**YOUR INSTRUCTIONS**
All of the lines below are to be transcribed faithfully, with pictures excluded from the copy.

** BEGIN ENTRIES SUPPLIED **

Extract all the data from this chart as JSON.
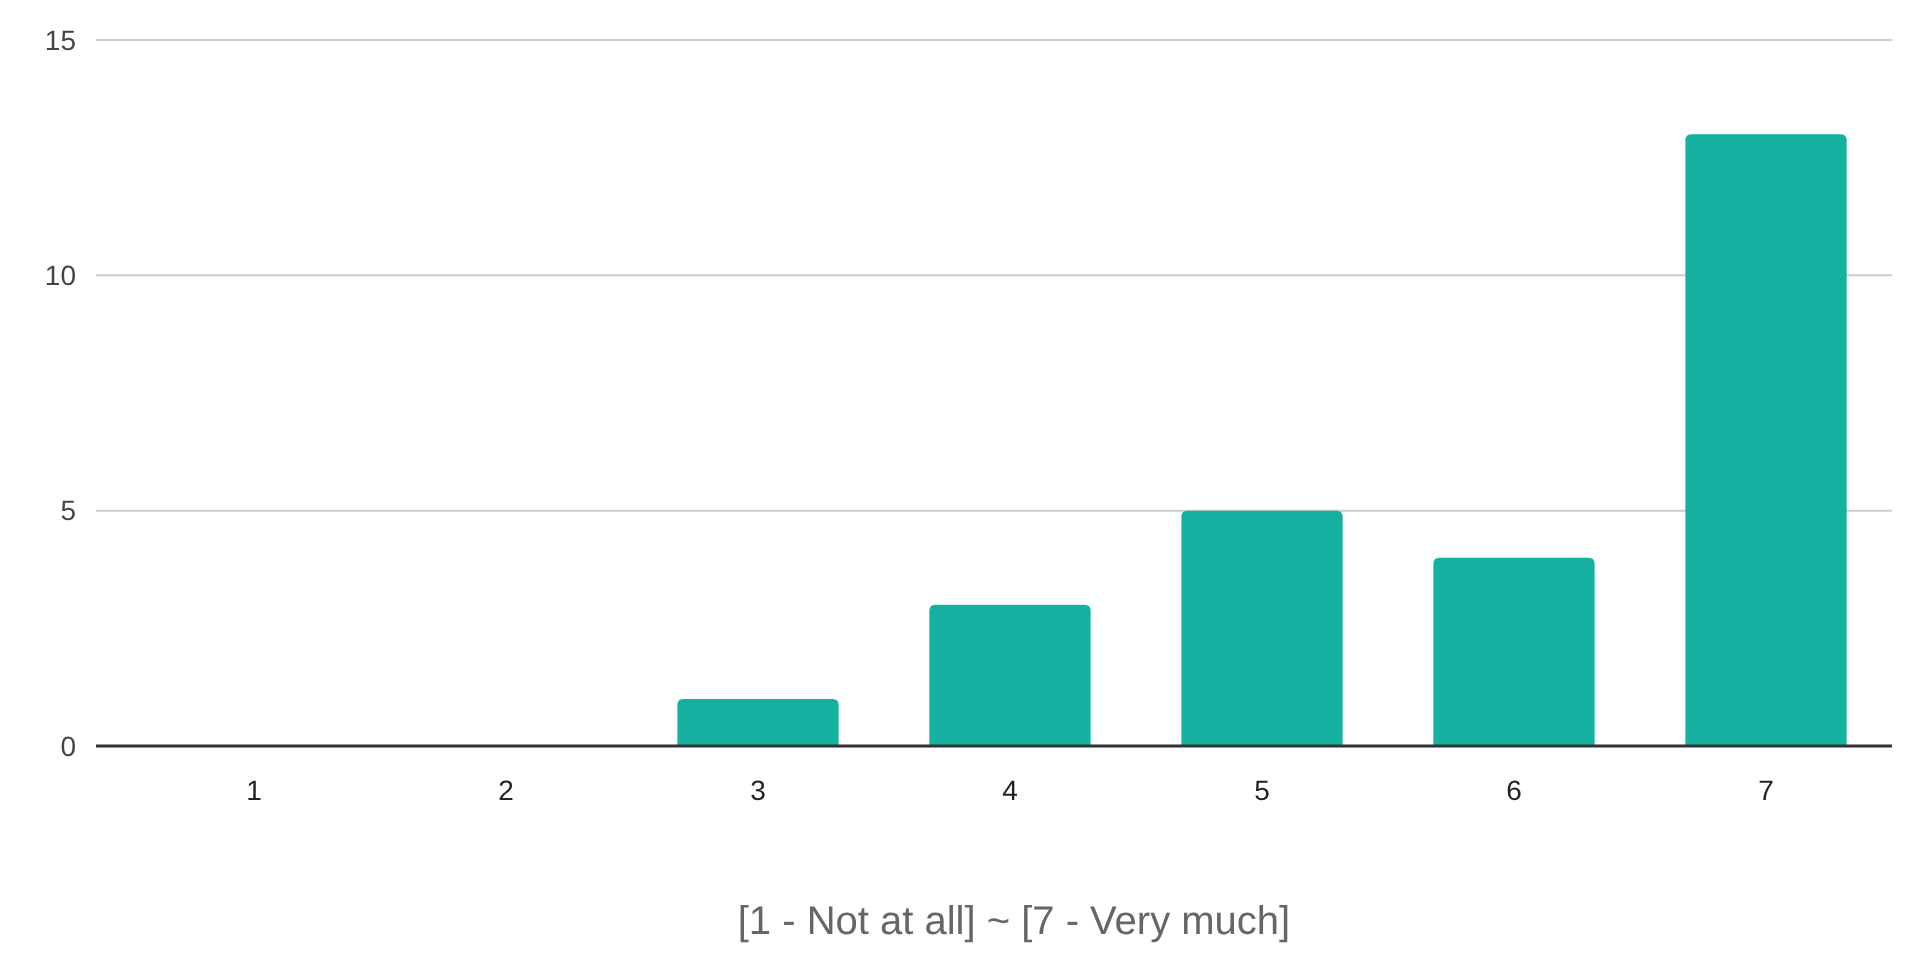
{
  "chart_data": {
    "type": "bar",
    "xlabel": "[1 - Not at all] ~ [7 - Very much]",
    "categories": [
      "1",
      "2",
      "3",
      "4",
      "5",
      "6",
      "7"
    ],
    "values": [
      0,
      0,
      1,
      3,
      5,
      4,
      13
    ],
    "color": "#14b1a0",
    "ylim": [
      0,
      15
    ],
    "yticks": [
      0,
      5,
      10,
      15
    ],
    "grid": "y"
  }
}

** END ENTRIES SUPPLIED **

**THE REPLY**
Extract all the data from this chart as JSON.
{
  "chart_data": {
    "type": "bar",
    "xlabel": "[1 - Not at all] ~ [7 - Very much]",
    "categories": [
      "1",
      "2",
      "3",
      "4",
      "5",
      "6",
      "7"
    ],
    "values": [
      0,
      0,
      1,
      3,
      5,
      4,
      13
    ],
    "color": "#14b1a0",
    "ylim": [
      0,
      15
    ],
    "yticks": [
      0,
      5,
      10,
      15
    ],
    "grid": "y"
  }
}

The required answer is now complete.